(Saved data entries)
================

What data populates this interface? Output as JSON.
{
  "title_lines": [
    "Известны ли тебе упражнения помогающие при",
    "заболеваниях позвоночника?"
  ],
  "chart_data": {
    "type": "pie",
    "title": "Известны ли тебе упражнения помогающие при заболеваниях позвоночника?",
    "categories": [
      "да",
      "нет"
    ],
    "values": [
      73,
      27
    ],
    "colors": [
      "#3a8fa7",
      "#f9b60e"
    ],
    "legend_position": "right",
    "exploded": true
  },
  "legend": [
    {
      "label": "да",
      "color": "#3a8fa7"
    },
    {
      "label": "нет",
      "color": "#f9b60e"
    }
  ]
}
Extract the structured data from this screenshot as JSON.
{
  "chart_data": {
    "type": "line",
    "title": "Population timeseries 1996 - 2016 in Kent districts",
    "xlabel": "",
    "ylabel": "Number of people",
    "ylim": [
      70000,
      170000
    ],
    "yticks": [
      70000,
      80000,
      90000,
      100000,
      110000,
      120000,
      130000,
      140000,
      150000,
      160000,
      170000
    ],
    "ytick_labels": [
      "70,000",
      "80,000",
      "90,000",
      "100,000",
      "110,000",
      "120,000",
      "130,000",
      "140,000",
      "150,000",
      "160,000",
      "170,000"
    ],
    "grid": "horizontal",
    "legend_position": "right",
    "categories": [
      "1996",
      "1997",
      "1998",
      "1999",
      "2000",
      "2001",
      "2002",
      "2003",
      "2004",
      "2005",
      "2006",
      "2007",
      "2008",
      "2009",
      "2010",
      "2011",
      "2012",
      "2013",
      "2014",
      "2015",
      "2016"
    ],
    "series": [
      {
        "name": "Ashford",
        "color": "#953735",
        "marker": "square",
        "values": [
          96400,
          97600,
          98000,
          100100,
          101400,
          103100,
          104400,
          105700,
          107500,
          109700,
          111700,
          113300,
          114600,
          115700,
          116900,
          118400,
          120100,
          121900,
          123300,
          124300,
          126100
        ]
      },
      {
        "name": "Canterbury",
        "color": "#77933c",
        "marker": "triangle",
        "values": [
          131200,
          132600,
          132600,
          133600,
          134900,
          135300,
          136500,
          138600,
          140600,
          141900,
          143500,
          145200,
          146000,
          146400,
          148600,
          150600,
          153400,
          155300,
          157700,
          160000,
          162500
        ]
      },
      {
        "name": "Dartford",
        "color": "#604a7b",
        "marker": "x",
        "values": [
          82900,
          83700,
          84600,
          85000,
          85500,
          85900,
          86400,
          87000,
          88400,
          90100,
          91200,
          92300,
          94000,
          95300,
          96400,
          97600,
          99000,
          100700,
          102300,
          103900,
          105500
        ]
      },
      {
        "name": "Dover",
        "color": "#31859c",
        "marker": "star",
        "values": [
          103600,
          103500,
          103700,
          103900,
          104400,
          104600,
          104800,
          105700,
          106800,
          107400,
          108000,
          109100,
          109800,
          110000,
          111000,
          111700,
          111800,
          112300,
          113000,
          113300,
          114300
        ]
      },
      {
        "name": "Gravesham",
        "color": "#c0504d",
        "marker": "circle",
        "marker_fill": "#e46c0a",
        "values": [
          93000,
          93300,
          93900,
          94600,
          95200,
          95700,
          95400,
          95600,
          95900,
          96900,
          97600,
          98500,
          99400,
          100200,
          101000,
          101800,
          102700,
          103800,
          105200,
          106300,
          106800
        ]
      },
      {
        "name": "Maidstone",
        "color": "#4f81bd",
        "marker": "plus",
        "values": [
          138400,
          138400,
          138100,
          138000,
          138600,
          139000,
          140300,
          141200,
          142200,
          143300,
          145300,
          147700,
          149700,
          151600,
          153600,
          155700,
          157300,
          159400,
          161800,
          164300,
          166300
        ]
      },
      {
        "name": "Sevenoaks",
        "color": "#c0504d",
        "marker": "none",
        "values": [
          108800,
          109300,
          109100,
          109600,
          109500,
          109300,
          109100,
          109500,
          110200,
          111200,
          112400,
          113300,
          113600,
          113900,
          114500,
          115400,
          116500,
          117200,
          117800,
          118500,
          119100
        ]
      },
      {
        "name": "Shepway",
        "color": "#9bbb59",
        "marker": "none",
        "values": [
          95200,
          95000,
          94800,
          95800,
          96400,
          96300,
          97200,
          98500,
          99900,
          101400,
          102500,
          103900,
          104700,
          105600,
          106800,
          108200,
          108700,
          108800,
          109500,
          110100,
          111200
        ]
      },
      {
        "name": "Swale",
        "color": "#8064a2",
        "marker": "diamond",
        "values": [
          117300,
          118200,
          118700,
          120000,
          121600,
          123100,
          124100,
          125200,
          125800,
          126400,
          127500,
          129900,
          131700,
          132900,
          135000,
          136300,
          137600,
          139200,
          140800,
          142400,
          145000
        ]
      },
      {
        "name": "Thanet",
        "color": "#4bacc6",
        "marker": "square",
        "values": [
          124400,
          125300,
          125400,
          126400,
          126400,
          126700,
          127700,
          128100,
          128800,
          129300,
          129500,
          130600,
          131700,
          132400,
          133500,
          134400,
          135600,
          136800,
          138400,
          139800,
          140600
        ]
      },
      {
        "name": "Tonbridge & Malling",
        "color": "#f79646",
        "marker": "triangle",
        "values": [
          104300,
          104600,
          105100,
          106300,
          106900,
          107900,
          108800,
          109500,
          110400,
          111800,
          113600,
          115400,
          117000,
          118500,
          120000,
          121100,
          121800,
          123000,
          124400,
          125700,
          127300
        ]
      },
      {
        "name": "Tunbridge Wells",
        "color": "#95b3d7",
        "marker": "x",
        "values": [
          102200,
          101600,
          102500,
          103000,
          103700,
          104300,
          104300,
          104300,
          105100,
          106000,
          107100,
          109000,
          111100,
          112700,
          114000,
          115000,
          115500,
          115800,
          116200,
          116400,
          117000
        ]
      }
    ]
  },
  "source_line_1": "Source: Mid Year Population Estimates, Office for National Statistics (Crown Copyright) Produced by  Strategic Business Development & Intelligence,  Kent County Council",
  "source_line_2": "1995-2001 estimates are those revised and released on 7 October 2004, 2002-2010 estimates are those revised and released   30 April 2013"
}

================

> _PROBLEM_
Where a line above contains the word "Известны", copy that line.

> _SOLUTION TO THE PROBLEM_
    "Известны ли тебе упражнения помогающие при",
    "title": "Известны ли тебе упражнения помогающие при заболеваниях позвоночника?",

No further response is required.